◆ **Problem**
Of all the lines in the material, how many contain the word "Sleep"? State the number alone.

◆ **Provided data**

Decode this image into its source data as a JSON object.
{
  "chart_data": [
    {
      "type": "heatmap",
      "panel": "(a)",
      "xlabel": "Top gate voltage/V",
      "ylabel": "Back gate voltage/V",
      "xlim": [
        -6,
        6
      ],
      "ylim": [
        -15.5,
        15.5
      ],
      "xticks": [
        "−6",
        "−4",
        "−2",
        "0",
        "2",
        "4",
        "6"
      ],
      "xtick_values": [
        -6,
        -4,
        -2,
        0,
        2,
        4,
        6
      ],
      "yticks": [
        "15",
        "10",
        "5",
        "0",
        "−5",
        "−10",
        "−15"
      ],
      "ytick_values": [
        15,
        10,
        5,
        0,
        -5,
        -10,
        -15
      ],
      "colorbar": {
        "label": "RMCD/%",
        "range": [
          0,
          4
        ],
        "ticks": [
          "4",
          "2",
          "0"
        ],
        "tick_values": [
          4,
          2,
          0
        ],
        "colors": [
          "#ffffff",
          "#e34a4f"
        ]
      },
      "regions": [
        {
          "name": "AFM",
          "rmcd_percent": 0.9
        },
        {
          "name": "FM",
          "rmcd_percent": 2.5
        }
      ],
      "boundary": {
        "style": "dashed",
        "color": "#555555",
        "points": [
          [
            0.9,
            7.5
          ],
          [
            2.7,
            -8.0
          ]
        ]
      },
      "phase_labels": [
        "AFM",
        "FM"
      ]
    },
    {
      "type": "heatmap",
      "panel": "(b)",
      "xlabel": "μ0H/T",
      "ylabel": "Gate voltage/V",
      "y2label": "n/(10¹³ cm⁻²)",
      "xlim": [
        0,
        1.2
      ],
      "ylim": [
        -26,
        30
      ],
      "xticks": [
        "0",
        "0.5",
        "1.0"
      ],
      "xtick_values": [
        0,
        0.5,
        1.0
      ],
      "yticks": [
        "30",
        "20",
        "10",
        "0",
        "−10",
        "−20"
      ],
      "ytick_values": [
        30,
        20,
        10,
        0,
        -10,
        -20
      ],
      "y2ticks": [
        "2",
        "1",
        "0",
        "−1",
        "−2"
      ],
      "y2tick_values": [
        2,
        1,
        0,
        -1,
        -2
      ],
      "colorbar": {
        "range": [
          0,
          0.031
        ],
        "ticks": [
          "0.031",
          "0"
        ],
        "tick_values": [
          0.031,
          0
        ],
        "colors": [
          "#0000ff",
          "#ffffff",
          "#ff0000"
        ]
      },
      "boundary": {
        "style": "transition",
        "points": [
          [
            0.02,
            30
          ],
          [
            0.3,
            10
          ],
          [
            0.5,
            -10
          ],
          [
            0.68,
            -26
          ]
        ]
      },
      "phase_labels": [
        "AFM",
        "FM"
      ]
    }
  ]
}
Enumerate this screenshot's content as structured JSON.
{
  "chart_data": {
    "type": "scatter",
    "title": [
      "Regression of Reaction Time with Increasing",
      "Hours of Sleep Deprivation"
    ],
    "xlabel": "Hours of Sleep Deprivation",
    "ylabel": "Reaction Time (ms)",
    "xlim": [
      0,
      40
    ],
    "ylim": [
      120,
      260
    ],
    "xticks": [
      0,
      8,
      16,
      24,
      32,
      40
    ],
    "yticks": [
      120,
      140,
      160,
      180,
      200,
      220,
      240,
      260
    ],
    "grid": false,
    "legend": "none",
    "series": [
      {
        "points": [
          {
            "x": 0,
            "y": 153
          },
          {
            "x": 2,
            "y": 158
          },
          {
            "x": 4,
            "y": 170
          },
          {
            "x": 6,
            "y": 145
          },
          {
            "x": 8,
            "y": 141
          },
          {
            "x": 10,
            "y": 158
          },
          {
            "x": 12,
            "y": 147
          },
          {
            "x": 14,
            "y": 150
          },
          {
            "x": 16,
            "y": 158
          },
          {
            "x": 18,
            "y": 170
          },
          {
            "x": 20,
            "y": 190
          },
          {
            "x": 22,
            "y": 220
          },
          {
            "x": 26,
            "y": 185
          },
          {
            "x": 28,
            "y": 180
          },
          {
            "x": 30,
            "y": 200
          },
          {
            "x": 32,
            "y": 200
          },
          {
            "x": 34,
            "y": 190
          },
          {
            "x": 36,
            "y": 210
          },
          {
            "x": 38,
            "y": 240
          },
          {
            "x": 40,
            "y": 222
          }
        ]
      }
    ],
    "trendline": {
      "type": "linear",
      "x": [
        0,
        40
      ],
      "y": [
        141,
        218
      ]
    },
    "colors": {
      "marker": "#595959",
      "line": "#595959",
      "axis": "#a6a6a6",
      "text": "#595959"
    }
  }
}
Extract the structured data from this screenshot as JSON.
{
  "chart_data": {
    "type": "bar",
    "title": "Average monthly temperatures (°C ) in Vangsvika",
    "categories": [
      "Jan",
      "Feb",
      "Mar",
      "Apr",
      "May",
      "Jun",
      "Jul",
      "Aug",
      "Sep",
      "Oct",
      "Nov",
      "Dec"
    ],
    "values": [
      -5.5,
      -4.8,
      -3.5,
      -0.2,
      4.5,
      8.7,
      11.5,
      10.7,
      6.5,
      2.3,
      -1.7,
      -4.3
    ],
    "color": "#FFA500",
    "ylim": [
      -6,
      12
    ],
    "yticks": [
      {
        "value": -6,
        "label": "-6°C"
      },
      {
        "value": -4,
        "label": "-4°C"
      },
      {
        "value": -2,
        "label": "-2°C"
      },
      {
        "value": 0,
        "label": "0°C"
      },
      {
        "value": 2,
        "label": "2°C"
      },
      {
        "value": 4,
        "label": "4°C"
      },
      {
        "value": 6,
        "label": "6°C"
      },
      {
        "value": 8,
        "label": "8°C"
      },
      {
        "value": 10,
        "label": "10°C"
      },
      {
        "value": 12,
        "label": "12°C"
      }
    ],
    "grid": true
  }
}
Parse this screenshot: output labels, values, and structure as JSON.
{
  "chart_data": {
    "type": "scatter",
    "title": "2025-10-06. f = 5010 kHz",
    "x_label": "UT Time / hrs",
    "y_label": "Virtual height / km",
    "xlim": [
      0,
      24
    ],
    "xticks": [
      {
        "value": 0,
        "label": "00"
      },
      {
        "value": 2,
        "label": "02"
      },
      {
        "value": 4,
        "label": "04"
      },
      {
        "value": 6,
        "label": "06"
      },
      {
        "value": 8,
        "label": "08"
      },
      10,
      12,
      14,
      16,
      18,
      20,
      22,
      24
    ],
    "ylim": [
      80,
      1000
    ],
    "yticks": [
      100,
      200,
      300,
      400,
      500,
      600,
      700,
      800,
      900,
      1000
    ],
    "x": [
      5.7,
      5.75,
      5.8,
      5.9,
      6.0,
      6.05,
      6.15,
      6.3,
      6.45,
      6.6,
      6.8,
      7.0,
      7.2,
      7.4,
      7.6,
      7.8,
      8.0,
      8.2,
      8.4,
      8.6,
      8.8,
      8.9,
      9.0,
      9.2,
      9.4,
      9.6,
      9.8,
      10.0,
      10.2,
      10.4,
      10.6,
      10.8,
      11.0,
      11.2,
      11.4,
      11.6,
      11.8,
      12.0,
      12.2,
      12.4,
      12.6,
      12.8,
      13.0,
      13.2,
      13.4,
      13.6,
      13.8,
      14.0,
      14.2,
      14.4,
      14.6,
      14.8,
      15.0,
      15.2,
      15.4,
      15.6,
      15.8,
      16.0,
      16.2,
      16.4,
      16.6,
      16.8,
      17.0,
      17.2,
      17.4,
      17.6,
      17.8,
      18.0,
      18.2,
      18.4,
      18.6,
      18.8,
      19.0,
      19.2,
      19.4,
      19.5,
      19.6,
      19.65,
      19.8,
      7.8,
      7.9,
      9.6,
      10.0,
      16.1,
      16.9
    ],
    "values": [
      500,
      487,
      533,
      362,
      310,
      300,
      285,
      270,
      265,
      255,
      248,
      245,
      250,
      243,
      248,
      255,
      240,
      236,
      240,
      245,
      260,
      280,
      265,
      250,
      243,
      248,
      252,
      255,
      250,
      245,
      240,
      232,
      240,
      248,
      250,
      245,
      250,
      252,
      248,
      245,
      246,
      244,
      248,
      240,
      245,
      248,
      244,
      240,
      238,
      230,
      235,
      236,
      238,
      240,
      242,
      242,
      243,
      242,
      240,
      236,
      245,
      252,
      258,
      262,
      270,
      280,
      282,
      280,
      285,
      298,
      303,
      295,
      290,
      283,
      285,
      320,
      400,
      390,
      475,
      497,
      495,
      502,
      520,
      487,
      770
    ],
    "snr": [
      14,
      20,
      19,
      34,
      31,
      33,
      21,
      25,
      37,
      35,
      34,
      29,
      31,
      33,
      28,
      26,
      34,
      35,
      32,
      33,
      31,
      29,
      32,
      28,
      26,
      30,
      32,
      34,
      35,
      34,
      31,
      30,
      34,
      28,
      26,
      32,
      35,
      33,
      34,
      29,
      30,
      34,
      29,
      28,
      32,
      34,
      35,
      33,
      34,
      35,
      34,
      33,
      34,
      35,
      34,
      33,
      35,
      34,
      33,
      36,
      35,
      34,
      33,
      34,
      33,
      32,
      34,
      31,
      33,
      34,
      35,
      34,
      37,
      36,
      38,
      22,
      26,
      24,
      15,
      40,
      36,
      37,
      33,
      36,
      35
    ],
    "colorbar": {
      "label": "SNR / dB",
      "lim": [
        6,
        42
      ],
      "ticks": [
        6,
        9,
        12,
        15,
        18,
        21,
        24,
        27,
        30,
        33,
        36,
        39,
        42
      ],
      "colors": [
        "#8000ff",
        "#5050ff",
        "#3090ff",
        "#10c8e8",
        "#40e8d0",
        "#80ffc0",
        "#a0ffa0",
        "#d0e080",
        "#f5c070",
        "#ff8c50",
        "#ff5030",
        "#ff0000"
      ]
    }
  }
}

◆ **Solution below**
2